begin

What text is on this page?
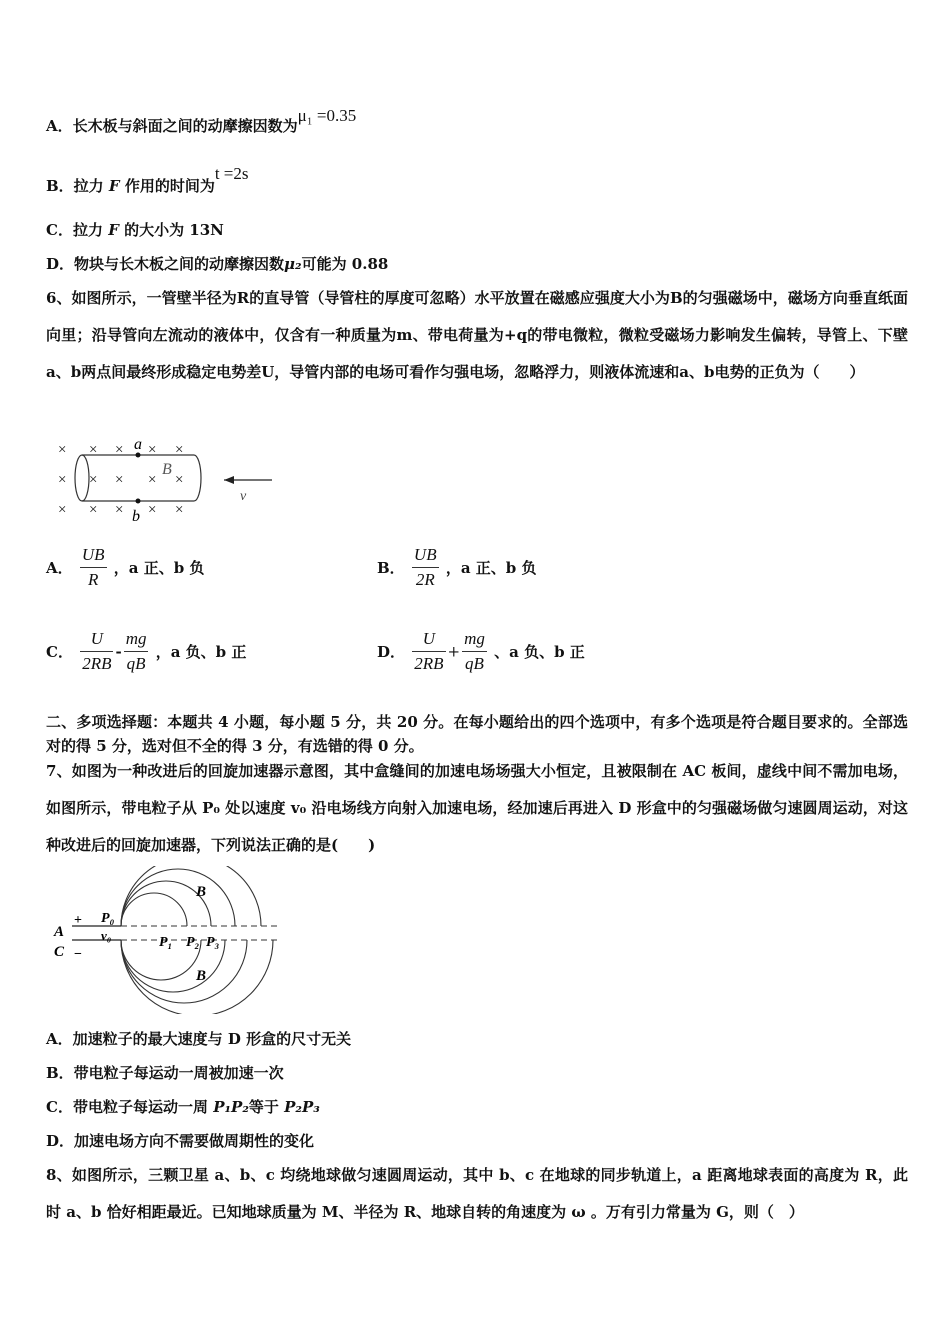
A．长木板与斜面之间的动摩擦因数为μ₁ =0.35
B．拉力 F 作用的时间为t =2s
C．拉力 F 的大小为 13N
D．物块与长木板之间的动摩擦因数μ₂可能为 0.88
6、如图所示，一管壁半径为R的直导管（导管柱的厚度可忽略）水平放置在磁感应强度大小为B的匀强磁场中，磁场方向垂直纸面向里；沿导管向左流动的液体中，仅含有一种质量为m、带电荷量为+q的带电微粒，微粒受磁场力影响发生偏转，导管上、下壁a、b两点间最终形成稳定电势差U，导管内部的电场可看作匀强电场，忽略浮力，则液体流速和a、b电势的正负为（　　）
× × × × ×
× × × × ×
× × × × ×
a
b
B
v
A． $\frac{UB}{R}$ ，a 正、b 负	B． $\frac{UB}{2R}$ ，a 正、b 负
C． $\frac{U}{2RB} - \frac{mg}{qB}$ ，a 负、b 正	D． $\frac{U}{2RB} + \frac{mg}{qB}$ 、a 负、b 正
二、多项选择题：本题共 4 小题，每小题 5 分，共 20 分。在每小题给出的四个选项中，有多个选项是符合题目要求的。全部选对的得 5 分，选对但不全的得 3 分，有选错的得 0 分。
7、如图为一种改进后的回旋加速器示意图，其中盒缝间的加速电场场强大小恒定，且被限制在 AC 板间，虚线中间不需加电场，如图所示，带电粒子从 P₀ 处以速度 v₀ 沿电场线方向射入加速电场，经加速后再进入 D 形盒中的匀强磁场做匀速圆周运动，对这种改进后的回旋加速器，下列说法正确的是(　　)
A
C
+
−
P₀
v₀	P₁ P₂ P₃
B
B
A．加速粒子的最大速度与 D 形盒的尺寸无关
B．带电粒子每运动一周被加速一次
C．带电粒子每运动一周 P₁P₂等于 P₂P₃
D．加速电场方向不需要做周期性的变化
8、如图所示，三颗卫星 a、b、c 均绕地球做匀速圆周运动，其中 b、c 在地球的同步轨道上，a 距离地球表面的高度为 R，此时 a、b 恰好相距最近。已知地球质量为 M、半径为 R、地球自转的角速度为 ω 。万有引力常量为 G，则（　）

end

# AIM OF THE TASK
The records above are to be quoted exactly, with all pictures left out.

# EXERCISE OUTPUT
What text is on this page?
A．长木板与斜面之间的动摩擦因数为μ₁ =0.35
B．拉力 F 作用的时间为t =2s
C．拉力 F 的大小为 13N
D．物块与长木板之间的动摩擦因数μ₂可能为 0.88
6、如图所示，一管壁半径为R的直导管（导管柱的厚度可忽略）水平放置在磁感应强度大小为B的匀强磁场中，磁场方向垂直纸面向里；沿导管向左流动的液体中，仅含有一种质量为m、带电荷量为+q的带电微粒，微粒受磁场力影响发生偏转，导管上、下壁a、b两点间最终形成稳定电势差U，导管内部的电场可看作匀强电场，忽略浮力，则液体流速和a、b电势的正负为（　　）
× × × × ×
× × × × ×
× × × × ×
a
b
B
v
A． $\frac{UB}{R}$ ，a 正、b 负	B． $\frac{UB}{2R}$ ，a 正、b 负
C． $\frac{U}{2RB} - \frac{mg}{qB}$ ，a 负、b 正	D． $\frac{U}{2RB} + \frac{mg}{qB}$ 、a 负、b 正
二、多项选择题：本题共 4 小题，每小题 5 分，共 20 分。在每小题给出的四个选项中，有多个选项是符合题目要求的。全部选对的得 5 分，选对但不全的得 3 分，有选错的得 0 分。
7、如图为一种改进后的回旋加速器示意图，其中盒缝间的加速电场场强大小恒定，且被限制在 AC 板间，虚线中间不需加电场，如图所示，带电粒子从 P₀ 处以速度 v₀ 沿电场线方向射入加速电场，经加速后再进入 D 形盒中的匀强磁场做匀速圆周运动，对这种改进后的回旋加速器，下列说法正确的是(　　)
A
C
+
−
P₀
v₀	P₁ P₂ P₃
B
B
A．加速粒子的最大速度与 D 形盒的尺寸无关
B．带电粒子每运动一周被加速一次
C．带电粒子每运动一周 P₁P₂等于 P₂P₃
D．加速电场方向不需要做周期性的变化
8、如图所示，三颗卫星 a、b、c 均绕地球做匀速圆周运动，其中 b、c 在地球的同步轨道上，a 距离地球表面的高度为 R，此时 a、b 恰好相距最近。已知地球质量为 M、半径为 R、地球自转的角速度为 ω 。万有引力常量为 G，则（　）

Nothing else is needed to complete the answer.